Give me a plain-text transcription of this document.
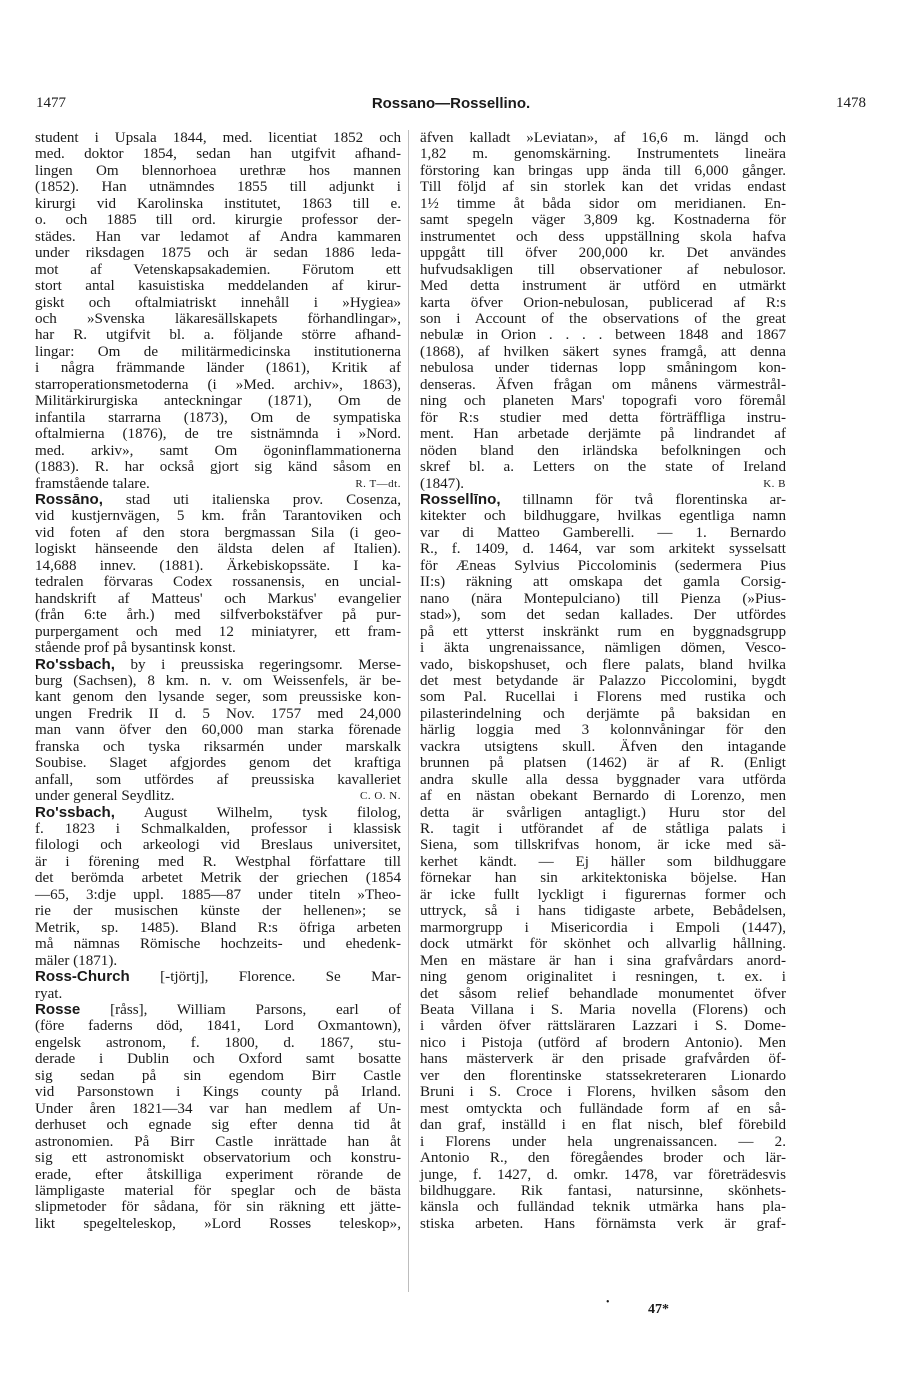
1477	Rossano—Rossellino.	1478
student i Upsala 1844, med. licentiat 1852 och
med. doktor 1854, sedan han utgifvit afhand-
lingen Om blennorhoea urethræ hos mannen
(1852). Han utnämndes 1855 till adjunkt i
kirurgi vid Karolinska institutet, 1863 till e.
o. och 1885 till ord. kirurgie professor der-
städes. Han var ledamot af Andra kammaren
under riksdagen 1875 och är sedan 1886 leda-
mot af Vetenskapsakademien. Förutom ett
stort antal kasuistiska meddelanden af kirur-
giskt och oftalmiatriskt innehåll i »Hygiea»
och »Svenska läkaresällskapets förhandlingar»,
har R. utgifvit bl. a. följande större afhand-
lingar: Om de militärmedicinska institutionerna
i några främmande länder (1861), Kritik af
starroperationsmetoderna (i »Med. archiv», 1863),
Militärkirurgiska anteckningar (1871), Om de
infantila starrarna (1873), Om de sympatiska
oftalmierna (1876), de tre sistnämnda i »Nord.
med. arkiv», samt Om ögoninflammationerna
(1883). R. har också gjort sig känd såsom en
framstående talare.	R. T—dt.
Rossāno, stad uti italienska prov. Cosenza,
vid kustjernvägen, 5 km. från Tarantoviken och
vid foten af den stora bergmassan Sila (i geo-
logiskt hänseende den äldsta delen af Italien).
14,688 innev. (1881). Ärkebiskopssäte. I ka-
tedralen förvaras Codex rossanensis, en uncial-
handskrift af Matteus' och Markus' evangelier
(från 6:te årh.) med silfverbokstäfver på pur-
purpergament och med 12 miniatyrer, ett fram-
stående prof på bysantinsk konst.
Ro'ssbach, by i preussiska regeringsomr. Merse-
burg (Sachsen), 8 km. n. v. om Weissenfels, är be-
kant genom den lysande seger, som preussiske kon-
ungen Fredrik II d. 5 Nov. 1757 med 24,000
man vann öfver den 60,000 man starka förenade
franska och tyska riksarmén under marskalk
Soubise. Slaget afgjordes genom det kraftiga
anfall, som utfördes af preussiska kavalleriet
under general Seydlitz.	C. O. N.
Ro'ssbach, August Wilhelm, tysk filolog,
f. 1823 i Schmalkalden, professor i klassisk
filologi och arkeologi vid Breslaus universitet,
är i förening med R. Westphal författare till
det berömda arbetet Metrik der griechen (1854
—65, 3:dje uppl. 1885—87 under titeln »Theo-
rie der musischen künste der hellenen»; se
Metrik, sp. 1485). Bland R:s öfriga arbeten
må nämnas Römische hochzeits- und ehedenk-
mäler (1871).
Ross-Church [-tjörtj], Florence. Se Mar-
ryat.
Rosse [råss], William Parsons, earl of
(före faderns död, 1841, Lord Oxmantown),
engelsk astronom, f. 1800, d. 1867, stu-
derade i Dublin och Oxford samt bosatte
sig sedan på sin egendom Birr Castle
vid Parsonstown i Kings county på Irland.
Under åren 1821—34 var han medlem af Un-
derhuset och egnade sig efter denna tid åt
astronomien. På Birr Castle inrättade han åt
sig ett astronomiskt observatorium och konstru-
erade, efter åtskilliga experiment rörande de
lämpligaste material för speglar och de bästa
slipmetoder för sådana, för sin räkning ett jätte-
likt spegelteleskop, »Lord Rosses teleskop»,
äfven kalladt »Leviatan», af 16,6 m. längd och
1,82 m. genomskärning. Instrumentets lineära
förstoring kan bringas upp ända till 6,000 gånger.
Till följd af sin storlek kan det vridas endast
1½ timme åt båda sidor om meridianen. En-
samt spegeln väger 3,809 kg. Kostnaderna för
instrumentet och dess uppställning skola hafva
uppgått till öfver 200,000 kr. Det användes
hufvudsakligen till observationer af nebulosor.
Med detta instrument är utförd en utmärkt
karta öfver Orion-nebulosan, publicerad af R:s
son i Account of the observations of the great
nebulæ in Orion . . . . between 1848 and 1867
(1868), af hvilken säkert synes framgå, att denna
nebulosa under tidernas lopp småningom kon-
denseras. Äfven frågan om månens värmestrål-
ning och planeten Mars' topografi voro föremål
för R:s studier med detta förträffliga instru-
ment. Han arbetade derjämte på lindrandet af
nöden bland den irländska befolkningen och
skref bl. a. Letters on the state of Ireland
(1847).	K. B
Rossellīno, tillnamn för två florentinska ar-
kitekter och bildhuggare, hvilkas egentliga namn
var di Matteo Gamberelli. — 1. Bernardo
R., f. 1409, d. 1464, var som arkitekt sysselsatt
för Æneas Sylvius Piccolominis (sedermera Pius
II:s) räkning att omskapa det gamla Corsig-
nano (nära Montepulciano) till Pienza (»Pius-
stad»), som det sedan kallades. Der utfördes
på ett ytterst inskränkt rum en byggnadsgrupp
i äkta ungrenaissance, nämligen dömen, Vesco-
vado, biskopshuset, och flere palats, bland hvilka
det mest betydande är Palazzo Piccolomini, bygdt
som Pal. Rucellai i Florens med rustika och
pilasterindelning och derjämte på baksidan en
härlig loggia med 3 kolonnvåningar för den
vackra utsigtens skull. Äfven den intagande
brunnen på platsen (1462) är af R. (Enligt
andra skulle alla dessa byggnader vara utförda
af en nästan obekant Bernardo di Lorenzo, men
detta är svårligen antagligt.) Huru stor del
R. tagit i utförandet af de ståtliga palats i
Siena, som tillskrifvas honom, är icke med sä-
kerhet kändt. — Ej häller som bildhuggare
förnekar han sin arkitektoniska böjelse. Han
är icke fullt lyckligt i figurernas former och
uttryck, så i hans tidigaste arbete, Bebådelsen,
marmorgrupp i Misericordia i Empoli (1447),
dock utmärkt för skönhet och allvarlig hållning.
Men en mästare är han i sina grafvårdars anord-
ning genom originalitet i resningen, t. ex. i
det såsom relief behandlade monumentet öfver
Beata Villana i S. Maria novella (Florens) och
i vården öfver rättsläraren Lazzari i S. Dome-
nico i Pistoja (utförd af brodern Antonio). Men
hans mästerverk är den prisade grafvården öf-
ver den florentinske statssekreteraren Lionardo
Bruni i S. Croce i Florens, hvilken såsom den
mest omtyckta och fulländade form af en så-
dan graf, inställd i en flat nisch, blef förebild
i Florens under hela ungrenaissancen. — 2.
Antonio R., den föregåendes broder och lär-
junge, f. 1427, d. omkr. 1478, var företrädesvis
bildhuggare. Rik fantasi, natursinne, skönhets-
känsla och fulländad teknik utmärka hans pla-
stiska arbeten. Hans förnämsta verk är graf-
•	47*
# # # #
### Exercise
Leave out the pictures, then copy all the remaining text in the records exactly.

### Result for this exercise
Give me a plain-text transcription of this document.
1477	Rossano—Rossellino.	1478
student i Upsala 1844, med. licentiat 1852 och
med. doktor 1854, sedan han utgifvit afhand-
lingen Om blennorhoea urethræ hos mannen
(1852). Han utnämndes 1855 till adjunkt i
kirurgi vid Karolinska institutet, 1863 till e.
o. och 1885 till ord. kirurgie professor der-
städes. Han var ledamot af Andra kammaren
under riksdagen 1875 och är sedan 1886 leda-
mot af Vetenskapsakademien. Förutom ett
stort antal kasuistiska meddelanden af kirur-
giskt och oftalmiatriskt innehåll i »Hygiea»
och »Svenska läkaresällskapets förhandlingar»,
har R. utgifvit bl. a. följande större afhand-
lingar: Om de militärmedicinska institutionerna
i några främmande länder (1861), Kritik af
starroperationsmetoderna (i »Med. archiv», 1863),
Militärkirurgiska anteckningar (1871), Om de
infantila starrarna (1873), Om de sympatiska
oftalmierna (1876), de tre sistnämnda i »Nord.
med. arkiv», samt Om ögoninflammationerna
(1883). R. har också gjort sig känd såsom en
framstående talare.	R. T—dt.
Rossāno, stad uti italienska prov. Cosenza,
vid kustjernvägen, 5 km. från Tarantoviken och
vid foten af den stora bergmassan Sila (i geo-
logiskt hänseende den äldsta delen af Italien).
14,688 innev. (1881). Ärkebiskopssäte. I ka-
tedralen förvaras Codex rossanensis, en uncial-
handskrift af Matteus' och Markus' evangelier
(från 6:te årh.) med silfverbokstäfver på pur-
purpergament och med 12 miniatyrer, ett fram-
stående prof på bysantinsk konst.
Ro'ssbach, by i preussiska regeringsomr. Merse-
burg (Sachsen), 8 km. n. v. om Weissenfels, är be-
kant genom den lysande seger, som preussiske kon-
ungen Fredrik II d. 5 Nov. 1757 med 24,000
man vann öfver den 60,000 man starka förenade
franska och tyska riksarmén under marskalk
Soubise. Slaget afgjordes genom det kraftiga
anfall, som utfördes af preussiska kavalleriet
under general Seydlitz.	C. O. N.
Ro'ssbach, August Wilhelm, tysk filolog,
f. 1823 i Schmalkalden, professor i klassisk
filologi och arkeologi vid Breslaus universitet,
är i förening med R. Westphal författare till
det berömda arbetet Metrik der griechen (1854
—65, 3:dje uppl. 1885—87 under titeln »Theo-
rie der musischen künste der hellenen»; se
Metrik, sp. 1485). Bland R:s öfriga arbeten
må nämnas Römische hochzeits- und ehedenk-
mäler (1871).
Ross-Church [-tjörtj], Florence. Se Mar-
ryat.
Rosse [råss], William Parsons, earl of
(före faderns död, 1841, Lord Oxmantown),
engelsk astronom, f. 1800, d. 1867, stu-
derade i Dublin och Oxford samt bosatte
sig sedan på sin egendom Birr Castle
vid Parsonstown i Kings county på Irland.
Under åren 1821—34 var han medlem af Un-
derhuset och egnade sig efter denna tid åt
astronomien. På Birr Castle inrättade han åt
sig ett astronomiskt observatorium och konstru-
erade, efter åtskilliga experiment rörande de
lämpligaste material för speglar och de bästa
slipmetoder för sådana, för sin räkning ett jätte-
likt spegelteleskop, »Lord Rosses teleskop»,
äfven kalladt »Leviatan», af 16,6 m. längd och
1,82 m. genomskärning. Instrumentets lineära
förstoring kan bringas upp ända till 6,000 gånger.
Till följd af sin storlek kan det vridas endast
1½ timme åt båda sidor om meridianen. En-
samt spegeln väger 3,809 kg. Kostnaderna för
instrumentet och dess uppställning skola hafva
uppgått till öfver 200,000 kr. Det användes
hufvudsakligen till observationer af nebulosor.
Med detta instrument är utförd en utmärkt
karta öfver Orion-nebulosan, publicerad af R:s
son i Account of the observations of the great
nebulæ in Orion . . . . between 1848 and 1867
(1868), af hvilken säkert synes framgå, att denna
nebulosa under tidernas lopp småningom kon-
denseras. Äfven frågan om månens värmestrål-
ning och planeten Mars' topografi voro föremål
för R:s studier med detta förträffliga instru-
ment. Han arbetade derjämte på lindrandet af
nöden bland den irländska befolkningen och
skref bl. a. Letters on the state of Ireland
(1847).	K. B
Rossellīno, tillnamn för två florentinska ar-
kitekter och bildhuggare, hvilkas egentliga namn
var di Matteo Gamberelli. — 1. Bernardo
R., f. 1409, d. 1464, var som arkitekt sysselsatt
för Æneas Sylvius Piccolominis (sedermera Pius
II:s) räkning att omskapa det gamla Corsig-
nano (nära Montepulciano) till Pienza (»Pius-
stad»), som det sedan kallades. Der utfördes
på ett ytterst inskränkt rum en byggnadsgrupp
i äkta ungrenaissance, nämligen dömen, Vesco-
vado, biskopshuset, och flere palats, bland hvilka
det mest betydande är Palazzo Piccolomini, bygdt
som Pal. Rucellai i Florens med rustika och
pilasterindelning och derjämte på baksidan en
härlig loggia med 3 kolonnvåningar för den
vackra utsigtens skull. Äfven den intagande
brunnen på platsen (1462) är af R. (Enligt
andra skulle alla dessa byggnader vara utförda
af en nästan obekant Bernardo di Lorenzo, men
detta är svårligen antagligt.) Huru stor del
R. tagit i utförandet af de ståtliga palats i
Siena, som tillskrifvas honom, är icke med sä-
kerhet kändt. — Ej häller som bildhuggare
förnekar han sin arkitektoniska böjelse. Han
är icke fullt lyckligt i figurernas former och
uttryck, så i hans tidigaste arbete, Bebådelsen,
marmorgrupp i Misericordia i Empoli (1447),
dock utmärkt för skönhet och allvarlig hållning.
Men en mästare är han i sina grafvårdars anord-
ning genom originalitet i resningen, t. ex. i
det såsom relief behandlade monumentet öfver
Beata Villana i S. Maria novella (Florens) och
i vården öfver rättsläraren Lazzari i S. Dome-
nico i Pistoja (utförd af brodern Antonio). Men
hans mästerverk är den prisade grafvården öf-
ver den florentinske statssekreteraren Lionardo
Bruni i S. Croce i Florens, hvilken såsom den
mest omtyckta och fulländade form af en så-
dan graf, inställd i en flat nisch, blef förebild
i Florens under hela ungrenaissancen. — 2.
Antonio R., den föregåendes broder och lär-
junge, f. 1427, d. omkr. 1478, var företrädesvis
bildhuggare. Rik fantasi, natursinne, skönhets-
känsla och fulländad teknik utmärka hans pla-
stiska arbeten. Hans förnämsta verk är graf-
•	47*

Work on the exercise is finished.